### WHAT YOU NEED TO DO
Your task is to filter the data below down to the lines holding "JSON".

### LISTED ENTRIES
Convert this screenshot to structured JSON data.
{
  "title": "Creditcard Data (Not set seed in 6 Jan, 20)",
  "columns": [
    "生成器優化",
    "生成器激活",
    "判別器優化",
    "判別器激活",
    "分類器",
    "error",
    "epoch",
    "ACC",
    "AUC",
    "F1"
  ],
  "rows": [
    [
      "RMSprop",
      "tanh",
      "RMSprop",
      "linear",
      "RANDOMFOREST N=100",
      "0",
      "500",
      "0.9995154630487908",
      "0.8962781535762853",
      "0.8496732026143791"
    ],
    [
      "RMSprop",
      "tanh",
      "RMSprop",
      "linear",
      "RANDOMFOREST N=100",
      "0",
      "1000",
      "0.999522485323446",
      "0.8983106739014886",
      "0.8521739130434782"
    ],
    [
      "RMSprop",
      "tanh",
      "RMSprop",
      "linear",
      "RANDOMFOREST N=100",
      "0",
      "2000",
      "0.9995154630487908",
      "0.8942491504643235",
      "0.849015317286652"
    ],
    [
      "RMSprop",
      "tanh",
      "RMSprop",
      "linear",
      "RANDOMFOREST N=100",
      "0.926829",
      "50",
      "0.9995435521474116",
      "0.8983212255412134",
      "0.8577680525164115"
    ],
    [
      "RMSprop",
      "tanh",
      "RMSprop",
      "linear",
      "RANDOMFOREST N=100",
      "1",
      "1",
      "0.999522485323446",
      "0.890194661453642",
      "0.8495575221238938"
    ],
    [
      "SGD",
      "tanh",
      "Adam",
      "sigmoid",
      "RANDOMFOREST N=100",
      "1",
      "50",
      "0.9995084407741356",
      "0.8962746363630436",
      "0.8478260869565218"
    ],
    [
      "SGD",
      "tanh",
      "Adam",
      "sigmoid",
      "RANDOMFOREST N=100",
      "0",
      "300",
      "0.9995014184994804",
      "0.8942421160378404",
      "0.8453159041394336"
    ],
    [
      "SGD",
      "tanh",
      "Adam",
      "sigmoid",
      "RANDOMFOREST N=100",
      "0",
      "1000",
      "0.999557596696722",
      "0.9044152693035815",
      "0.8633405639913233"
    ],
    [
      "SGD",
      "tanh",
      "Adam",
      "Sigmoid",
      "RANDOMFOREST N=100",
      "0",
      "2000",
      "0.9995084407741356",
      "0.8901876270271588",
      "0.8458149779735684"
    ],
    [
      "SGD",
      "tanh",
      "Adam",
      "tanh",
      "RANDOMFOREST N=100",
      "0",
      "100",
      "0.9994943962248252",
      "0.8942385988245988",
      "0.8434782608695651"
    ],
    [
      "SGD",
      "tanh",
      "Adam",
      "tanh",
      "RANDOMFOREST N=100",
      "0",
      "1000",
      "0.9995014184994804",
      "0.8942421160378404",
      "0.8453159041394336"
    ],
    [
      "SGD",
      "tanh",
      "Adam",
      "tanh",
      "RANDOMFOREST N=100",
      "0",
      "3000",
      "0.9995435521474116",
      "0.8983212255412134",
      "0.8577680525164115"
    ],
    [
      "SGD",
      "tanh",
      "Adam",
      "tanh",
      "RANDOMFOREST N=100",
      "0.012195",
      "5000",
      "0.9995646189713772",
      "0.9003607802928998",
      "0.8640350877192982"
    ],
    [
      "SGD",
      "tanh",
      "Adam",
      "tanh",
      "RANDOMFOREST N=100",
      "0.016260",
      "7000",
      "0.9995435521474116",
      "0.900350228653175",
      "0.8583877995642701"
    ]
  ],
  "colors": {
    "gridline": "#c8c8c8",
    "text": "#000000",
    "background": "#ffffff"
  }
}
--
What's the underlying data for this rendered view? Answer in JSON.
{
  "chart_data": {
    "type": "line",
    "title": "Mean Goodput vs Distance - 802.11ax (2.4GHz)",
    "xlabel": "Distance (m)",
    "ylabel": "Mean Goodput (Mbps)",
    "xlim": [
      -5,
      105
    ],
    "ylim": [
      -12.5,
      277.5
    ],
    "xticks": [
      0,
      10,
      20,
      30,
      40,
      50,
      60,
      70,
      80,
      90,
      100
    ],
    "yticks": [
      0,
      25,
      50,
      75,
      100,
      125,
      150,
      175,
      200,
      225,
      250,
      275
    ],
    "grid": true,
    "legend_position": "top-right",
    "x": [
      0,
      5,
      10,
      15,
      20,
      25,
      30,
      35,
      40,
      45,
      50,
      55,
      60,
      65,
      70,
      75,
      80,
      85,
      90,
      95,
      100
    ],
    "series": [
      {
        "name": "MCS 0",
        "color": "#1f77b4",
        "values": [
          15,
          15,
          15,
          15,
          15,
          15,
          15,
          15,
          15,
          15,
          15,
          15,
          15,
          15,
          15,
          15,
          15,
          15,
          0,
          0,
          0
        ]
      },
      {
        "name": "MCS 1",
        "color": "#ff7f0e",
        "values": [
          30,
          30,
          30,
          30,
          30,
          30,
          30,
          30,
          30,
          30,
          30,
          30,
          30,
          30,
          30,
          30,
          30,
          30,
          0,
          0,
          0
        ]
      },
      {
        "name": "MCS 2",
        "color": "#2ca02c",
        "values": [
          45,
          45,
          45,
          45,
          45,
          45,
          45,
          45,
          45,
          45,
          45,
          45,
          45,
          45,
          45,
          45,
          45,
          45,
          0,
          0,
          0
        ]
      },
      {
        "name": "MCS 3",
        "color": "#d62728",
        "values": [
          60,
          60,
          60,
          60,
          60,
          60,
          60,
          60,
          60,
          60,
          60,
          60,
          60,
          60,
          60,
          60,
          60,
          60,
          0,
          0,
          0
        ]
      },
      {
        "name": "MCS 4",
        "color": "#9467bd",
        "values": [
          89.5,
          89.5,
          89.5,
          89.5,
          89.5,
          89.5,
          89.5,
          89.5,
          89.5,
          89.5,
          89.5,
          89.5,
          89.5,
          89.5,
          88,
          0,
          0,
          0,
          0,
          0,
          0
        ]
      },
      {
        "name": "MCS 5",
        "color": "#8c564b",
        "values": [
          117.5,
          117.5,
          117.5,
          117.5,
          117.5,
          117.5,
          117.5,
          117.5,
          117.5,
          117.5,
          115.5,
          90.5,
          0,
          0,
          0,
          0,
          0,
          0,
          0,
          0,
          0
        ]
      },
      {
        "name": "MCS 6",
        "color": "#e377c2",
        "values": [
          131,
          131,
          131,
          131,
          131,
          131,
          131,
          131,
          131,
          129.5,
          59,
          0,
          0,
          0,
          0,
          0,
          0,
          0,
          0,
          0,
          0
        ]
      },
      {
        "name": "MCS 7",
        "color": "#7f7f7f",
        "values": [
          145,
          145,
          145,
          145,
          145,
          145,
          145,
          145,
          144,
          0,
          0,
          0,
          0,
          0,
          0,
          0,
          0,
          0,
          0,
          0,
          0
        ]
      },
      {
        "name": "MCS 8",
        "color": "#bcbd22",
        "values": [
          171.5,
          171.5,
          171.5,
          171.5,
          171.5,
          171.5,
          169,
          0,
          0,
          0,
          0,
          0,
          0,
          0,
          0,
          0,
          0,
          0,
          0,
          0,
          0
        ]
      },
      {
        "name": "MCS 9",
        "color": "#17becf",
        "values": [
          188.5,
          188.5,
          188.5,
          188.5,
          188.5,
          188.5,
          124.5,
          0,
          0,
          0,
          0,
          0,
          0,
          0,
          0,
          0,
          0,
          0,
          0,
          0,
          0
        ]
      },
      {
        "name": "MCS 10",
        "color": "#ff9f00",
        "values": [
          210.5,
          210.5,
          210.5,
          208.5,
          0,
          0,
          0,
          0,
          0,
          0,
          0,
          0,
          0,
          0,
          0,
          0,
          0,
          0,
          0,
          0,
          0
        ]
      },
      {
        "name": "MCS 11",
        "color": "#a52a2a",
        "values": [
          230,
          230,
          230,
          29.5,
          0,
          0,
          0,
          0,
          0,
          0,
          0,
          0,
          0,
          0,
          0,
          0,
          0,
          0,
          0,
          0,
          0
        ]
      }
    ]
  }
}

### EXERCISE SOLUTION
Convert this screenshot to structured JSON data.
What's the underlying data for this rendered view? Answer in JSON.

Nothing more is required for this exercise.